* _Given problem_: Tally the lines in the records underneath that contain the string "type", and state the figure by itself.

══ Records for the exercise

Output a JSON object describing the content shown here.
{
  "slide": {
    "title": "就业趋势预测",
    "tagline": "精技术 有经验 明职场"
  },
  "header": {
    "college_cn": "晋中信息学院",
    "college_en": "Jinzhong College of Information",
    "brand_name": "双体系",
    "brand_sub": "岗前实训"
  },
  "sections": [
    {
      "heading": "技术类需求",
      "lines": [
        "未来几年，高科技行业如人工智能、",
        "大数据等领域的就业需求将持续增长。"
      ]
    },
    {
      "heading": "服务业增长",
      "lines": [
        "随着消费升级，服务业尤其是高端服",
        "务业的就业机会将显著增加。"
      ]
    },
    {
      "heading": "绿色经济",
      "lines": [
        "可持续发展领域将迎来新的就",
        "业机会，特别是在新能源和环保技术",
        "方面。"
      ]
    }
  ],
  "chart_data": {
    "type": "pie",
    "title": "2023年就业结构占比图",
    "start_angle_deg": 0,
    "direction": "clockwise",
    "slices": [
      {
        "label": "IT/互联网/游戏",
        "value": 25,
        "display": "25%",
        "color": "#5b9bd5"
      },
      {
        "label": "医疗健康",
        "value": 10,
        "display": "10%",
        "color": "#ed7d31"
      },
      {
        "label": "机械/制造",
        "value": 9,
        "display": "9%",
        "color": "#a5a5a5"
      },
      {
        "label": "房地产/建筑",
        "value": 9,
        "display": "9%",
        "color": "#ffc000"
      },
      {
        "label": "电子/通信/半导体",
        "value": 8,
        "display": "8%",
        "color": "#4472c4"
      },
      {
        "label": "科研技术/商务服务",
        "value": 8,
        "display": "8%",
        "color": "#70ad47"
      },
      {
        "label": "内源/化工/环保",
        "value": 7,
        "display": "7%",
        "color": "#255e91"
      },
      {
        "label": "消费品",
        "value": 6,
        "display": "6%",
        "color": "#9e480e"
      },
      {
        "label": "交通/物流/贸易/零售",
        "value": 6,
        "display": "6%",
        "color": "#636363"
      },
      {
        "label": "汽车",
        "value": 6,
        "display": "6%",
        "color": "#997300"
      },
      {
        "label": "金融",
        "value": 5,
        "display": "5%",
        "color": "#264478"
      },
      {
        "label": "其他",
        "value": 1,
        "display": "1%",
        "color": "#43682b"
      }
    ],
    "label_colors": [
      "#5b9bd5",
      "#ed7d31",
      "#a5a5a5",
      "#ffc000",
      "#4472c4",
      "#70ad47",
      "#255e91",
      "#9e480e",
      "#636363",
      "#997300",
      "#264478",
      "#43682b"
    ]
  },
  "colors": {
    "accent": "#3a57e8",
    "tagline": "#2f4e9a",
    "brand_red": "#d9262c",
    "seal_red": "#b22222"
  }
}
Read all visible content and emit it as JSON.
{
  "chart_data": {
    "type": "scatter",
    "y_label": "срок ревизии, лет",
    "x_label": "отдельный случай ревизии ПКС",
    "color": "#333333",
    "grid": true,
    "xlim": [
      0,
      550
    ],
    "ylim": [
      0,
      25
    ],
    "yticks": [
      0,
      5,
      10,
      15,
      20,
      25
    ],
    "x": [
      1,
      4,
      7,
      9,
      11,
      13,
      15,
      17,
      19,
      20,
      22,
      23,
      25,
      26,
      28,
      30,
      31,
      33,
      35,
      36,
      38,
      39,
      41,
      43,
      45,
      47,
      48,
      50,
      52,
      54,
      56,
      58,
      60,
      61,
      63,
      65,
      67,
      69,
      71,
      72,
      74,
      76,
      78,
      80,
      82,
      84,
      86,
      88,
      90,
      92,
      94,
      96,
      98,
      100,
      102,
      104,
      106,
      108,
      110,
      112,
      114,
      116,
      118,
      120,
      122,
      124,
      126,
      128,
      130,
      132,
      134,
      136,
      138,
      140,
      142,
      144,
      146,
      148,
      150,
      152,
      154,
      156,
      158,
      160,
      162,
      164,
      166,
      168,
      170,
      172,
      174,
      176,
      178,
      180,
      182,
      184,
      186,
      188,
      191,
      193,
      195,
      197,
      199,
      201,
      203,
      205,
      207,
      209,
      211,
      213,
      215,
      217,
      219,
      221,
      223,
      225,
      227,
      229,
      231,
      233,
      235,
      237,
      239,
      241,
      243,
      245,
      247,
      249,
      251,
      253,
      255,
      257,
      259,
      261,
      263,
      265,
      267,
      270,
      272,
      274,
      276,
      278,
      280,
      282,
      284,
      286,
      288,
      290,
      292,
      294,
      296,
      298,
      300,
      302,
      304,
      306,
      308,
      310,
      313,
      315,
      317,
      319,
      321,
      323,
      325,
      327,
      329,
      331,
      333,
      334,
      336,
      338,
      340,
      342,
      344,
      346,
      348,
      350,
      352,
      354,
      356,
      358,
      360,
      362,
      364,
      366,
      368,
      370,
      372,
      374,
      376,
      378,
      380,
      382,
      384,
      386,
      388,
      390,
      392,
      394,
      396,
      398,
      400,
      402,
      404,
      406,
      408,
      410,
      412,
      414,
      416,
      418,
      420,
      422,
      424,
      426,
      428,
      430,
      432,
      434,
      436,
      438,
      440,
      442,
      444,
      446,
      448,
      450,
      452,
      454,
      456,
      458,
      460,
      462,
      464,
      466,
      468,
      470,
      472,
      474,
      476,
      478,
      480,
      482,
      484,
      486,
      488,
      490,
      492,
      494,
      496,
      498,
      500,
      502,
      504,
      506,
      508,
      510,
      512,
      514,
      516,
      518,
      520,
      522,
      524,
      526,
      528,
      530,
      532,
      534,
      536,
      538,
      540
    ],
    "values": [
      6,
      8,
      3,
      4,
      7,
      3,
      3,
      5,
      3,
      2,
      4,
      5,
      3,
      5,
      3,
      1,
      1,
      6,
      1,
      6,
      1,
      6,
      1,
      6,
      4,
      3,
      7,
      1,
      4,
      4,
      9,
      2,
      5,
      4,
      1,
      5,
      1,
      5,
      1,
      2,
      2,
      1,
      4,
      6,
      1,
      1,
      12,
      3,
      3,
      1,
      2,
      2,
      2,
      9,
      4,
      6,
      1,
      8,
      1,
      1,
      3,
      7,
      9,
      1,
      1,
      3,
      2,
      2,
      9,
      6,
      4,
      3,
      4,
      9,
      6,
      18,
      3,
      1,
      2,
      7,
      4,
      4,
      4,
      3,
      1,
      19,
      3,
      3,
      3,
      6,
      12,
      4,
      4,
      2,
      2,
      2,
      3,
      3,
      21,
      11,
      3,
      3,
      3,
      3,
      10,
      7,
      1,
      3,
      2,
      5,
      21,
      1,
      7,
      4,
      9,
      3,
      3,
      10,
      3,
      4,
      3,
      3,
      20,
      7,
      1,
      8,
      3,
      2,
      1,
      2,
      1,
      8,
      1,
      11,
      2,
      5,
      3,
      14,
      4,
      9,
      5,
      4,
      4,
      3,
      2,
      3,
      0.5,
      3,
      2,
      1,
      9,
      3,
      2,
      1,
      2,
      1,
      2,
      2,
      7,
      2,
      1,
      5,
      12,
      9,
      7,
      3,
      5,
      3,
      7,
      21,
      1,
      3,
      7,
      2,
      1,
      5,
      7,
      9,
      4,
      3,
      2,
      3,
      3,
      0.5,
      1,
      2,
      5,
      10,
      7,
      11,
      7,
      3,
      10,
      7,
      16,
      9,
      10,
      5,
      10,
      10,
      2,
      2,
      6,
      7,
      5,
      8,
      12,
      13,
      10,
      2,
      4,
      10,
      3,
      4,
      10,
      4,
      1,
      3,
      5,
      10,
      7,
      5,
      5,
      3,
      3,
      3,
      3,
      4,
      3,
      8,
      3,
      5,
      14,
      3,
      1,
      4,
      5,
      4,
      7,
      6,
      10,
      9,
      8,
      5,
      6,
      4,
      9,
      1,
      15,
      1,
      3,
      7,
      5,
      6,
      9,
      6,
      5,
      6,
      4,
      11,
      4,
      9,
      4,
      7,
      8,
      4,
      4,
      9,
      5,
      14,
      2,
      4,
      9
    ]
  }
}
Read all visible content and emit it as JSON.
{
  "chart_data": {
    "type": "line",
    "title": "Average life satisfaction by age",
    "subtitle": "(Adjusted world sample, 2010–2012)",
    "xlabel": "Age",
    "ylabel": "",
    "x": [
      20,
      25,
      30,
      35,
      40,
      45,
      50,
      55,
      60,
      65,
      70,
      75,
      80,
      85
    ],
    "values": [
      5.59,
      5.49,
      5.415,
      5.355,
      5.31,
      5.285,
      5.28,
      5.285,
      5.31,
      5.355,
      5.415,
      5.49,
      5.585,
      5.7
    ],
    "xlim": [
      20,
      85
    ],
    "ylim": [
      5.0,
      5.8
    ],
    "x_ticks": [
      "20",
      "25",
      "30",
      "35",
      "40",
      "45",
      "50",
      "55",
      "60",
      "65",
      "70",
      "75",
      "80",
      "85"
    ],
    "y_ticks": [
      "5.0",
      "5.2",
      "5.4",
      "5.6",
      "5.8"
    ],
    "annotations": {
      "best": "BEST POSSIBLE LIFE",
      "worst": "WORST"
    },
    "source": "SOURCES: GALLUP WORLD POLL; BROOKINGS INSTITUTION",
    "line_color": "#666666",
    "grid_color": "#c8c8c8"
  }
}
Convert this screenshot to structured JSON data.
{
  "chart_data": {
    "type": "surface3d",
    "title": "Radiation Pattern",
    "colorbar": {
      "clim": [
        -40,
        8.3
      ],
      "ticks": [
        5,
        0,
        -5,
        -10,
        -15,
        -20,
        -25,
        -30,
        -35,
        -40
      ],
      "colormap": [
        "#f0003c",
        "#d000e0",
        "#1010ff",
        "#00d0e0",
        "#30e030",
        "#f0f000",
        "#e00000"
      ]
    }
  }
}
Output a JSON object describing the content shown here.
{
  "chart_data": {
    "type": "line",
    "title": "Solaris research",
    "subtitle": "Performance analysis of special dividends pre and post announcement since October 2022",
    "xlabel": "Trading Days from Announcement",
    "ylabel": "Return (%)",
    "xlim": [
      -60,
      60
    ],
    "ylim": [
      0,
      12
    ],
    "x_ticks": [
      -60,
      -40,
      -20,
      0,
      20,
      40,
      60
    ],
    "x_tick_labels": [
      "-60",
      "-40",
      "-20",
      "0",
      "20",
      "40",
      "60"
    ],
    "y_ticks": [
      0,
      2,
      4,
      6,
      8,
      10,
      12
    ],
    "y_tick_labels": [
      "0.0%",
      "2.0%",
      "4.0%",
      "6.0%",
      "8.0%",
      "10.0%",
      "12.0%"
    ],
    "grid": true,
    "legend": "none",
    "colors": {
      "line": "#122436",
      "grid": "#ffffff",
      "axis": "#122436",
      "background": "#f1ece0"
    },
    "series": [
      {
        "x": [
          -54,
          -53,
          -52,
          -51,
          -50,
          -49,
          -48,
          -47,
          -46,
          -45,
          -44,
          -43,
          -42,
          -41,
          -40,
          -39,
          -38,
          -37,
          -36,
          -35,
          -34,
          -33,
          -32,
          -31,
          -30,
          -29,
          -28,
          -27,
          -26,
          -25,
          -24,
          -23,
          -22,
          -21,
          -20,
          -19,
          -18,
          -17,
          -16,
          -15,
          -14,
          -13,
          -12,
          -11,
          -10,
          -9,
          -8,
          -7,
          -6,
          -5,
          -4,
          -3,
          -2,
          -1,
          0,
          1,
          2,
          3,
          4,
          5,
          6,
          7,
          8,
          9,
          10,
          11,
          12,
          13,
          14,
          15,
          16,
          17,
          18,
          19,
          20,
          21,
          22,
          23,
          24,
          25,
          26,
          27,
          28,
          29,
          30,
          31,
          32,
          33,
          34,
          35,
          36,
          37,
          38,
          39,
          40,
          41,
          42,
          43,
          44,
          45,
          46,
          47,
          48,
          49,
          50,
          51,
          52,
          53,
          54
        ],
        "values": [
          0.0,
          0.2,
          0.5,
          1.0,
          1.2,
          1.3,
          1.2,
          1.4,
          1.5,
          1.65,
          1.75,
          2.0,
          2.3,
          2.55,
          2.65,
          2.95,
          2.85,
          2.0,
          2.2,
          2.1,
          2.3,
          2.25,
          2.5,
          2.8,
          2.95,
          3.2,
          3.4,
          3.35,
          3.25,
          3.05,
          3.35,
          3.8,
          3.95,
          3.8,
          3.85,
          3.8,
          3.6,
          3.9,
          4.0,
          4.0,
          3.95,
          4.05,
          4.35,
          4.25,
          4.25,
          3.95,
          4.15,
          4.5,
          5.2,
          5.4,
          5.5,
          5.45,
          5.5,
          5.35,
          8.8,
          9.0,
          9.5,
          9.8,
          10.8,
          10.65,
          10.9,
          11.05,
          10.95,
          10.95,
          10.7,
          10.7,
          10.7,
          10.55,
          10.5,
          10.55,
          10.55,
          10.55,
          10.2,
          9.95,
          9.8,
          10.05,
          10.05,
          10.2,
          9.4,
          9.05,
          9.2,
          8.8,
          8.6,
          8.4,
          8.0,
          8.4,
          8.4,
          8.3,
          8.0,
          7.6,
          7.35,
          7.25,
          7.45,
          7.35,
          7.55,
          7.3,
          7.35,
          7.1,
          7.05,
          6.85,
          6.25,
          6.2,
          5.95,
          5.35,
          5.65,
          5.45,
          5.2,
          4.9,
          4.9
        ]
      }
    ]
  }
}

════

* _Answer to the exercise_: 5